## begin Input material

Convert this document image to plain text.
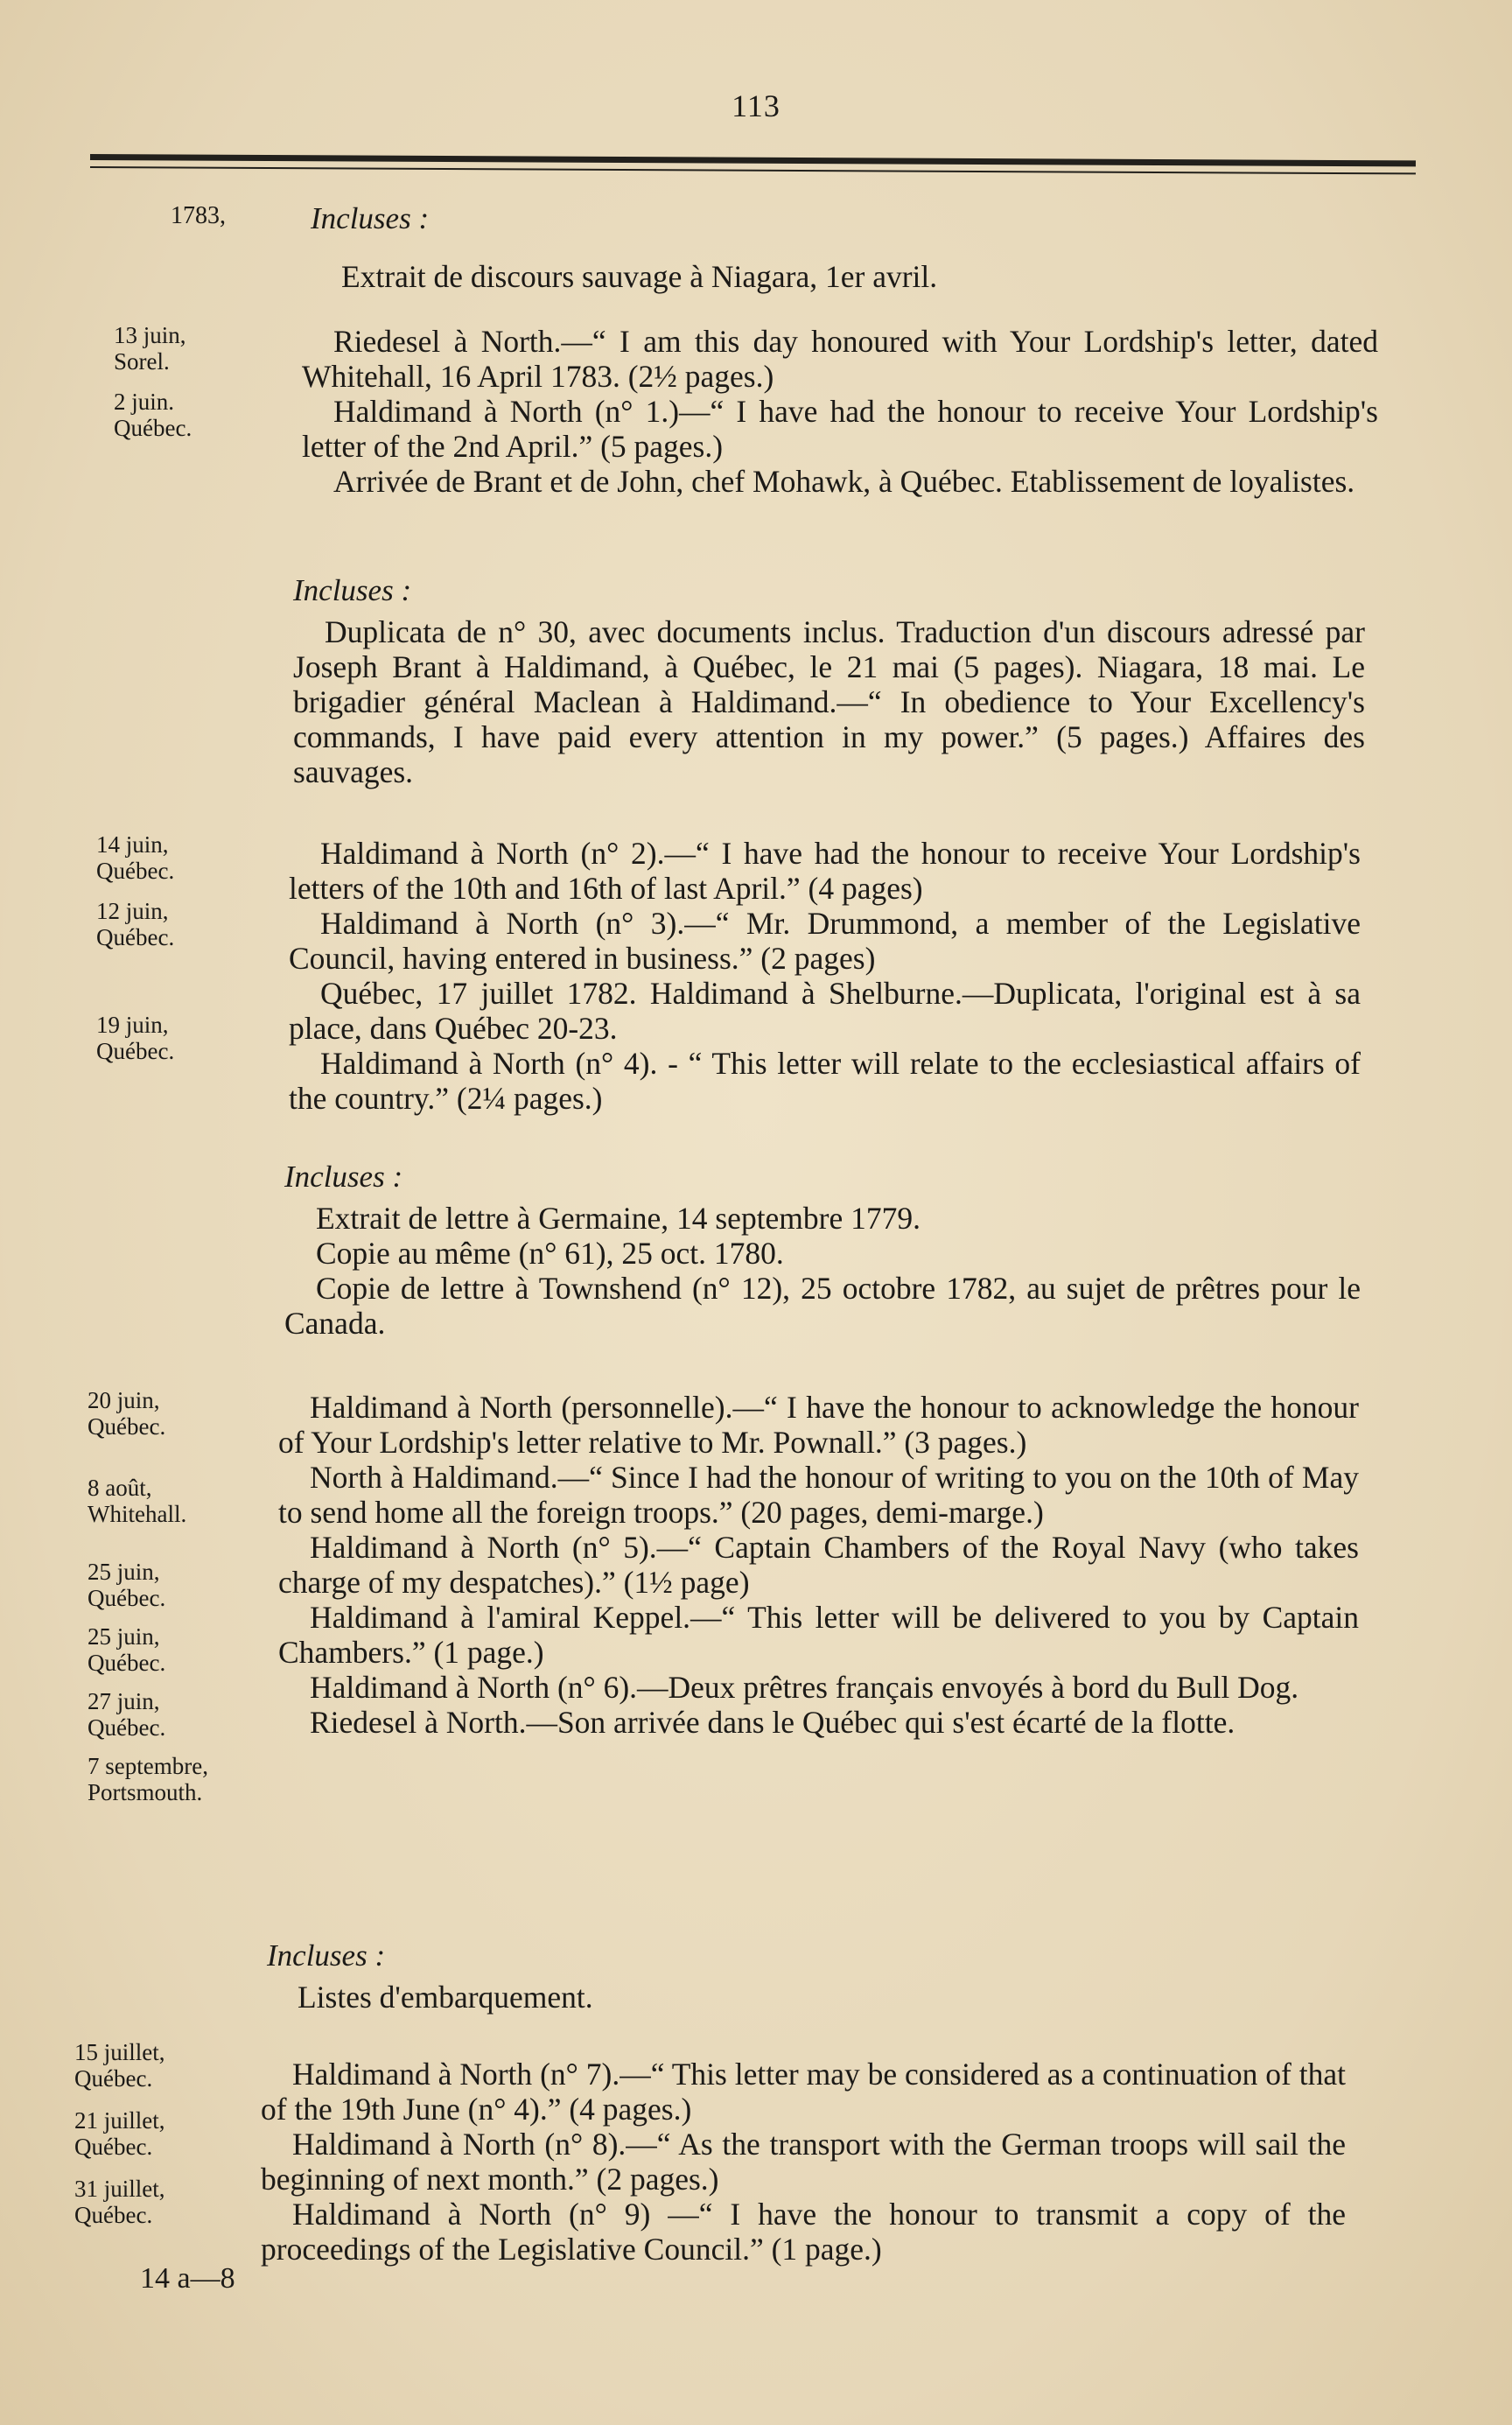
113
1783,	Incluses :
Extrait de discours sauvage à Niagara, 1er avril.
13 juin,
Sorel.
2 juin.
Québec.
Riedesel à North.—“ I am this day honoured with Your Lordship's letter, dated Whitehall, 16 April 1783. (2½ pages.)
Haldimand à North (n° 1.)—“ I have had the honour to receive Your Lordship's letter of the 2nd April.” (5 pages.)
Arrivée de Brant et de John, chef Mohawk, à Québec. Etablissement de loyalistes.
Incluses :
Duplicata de n° 30, avec documents inclus. Traduction d'un discours adressé par Joseph Brant à Haldimand, à Québec, le 21 mai (5 pages). Niagara, 18 mai. Le brigadier général Maclean à Haldimand.—“ In obedience to Your Excellency's commands, I have paid every attention in my power.” (5 pages.) Affaires des sauvages.
14 juin,
Québec.
12 juin,
Québec.
19 juin,
Québec.
Haldimand à North (n° 2).—“ I have had the honour to receive Your Lordship's letters of the 10th and 16th of last April.” (4 pages)
Haldimand à North (n° 3).—“ Mr. Drummond, a member of the Legislative Council, having entered in business.” (2 pages)
Québec, 17 juillet 1782. Haldimand à Shelburne.—Duplicata, l'original est à sa place, dans Québec 20-23.
Haldimand à North (n° 4). - “ This letter will relate to the ecclesiastical affairs of the country.” (2¼ pages.)
Incluses :
Extrait de lettre à Germaine, 14 septembre 1779.
Copie au même (n° 61), 25 oct. 1780.
Copie de lettre à Townshend (n° 12), 25 octobre 1782, au sujet de prêtres pour le Canada.
20 juin,
Québec.
8 août,
Whitehall.
25 juin,
Québec.
25 juin,
Québec.
27 juin,
Québec.
7 septembre,
Portsmouth.
Haldimand à North (personnelle).—“ I have the honour to acknowledge the honour of Your Lordship's letter relative to Mr. Pownall.” (3 pages.)
North à Haldimand.—“ Since I had the honour of writing to you on the 10th of May to send home all the foreign troops.” (20 pages, demi-marge.)
Haldimand à North (n° 5).—“ Captain Chambers of the Royal Navy (who takes charge of my despatches).” (1½ page)
Haldimand à l'amiral Keppel.—“ This letter will be delivered to you by Captain Chambers.” (1 page.)
Haldimand à North (n° 6).—Deux prêtres français envoyés à bord du Bull Dog.
Riedesel à North.—Son arrivée dans le Québec qui s'est écarté de la flotte.
Incluses :
Listes d'embarquement.
15 juillet,
Québec.
21 juillet,
Québec.
31 juillet,
Québec.
Haldimand à North (n° 7).—“ This letter may be considered as a continuation of that of the 19th June (n° 4).” (4 pages.)
Haldimand à North (n° 8).—“ As the transport with the German troops will sail the beginning of next month.” (2 pages.)
Haldimand à North (n° 9) —“ I have the honour to transmit a copy of the proceedings of the Legislative Council.” (1 page.)
14 a—8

## end Input material

Exercise directions: Scan the listing above. Gather each line that contains the word "septembre".

Result of the exercise:
Extrait de lettre à Germaine, 14 septembre 1779.
7 septembre,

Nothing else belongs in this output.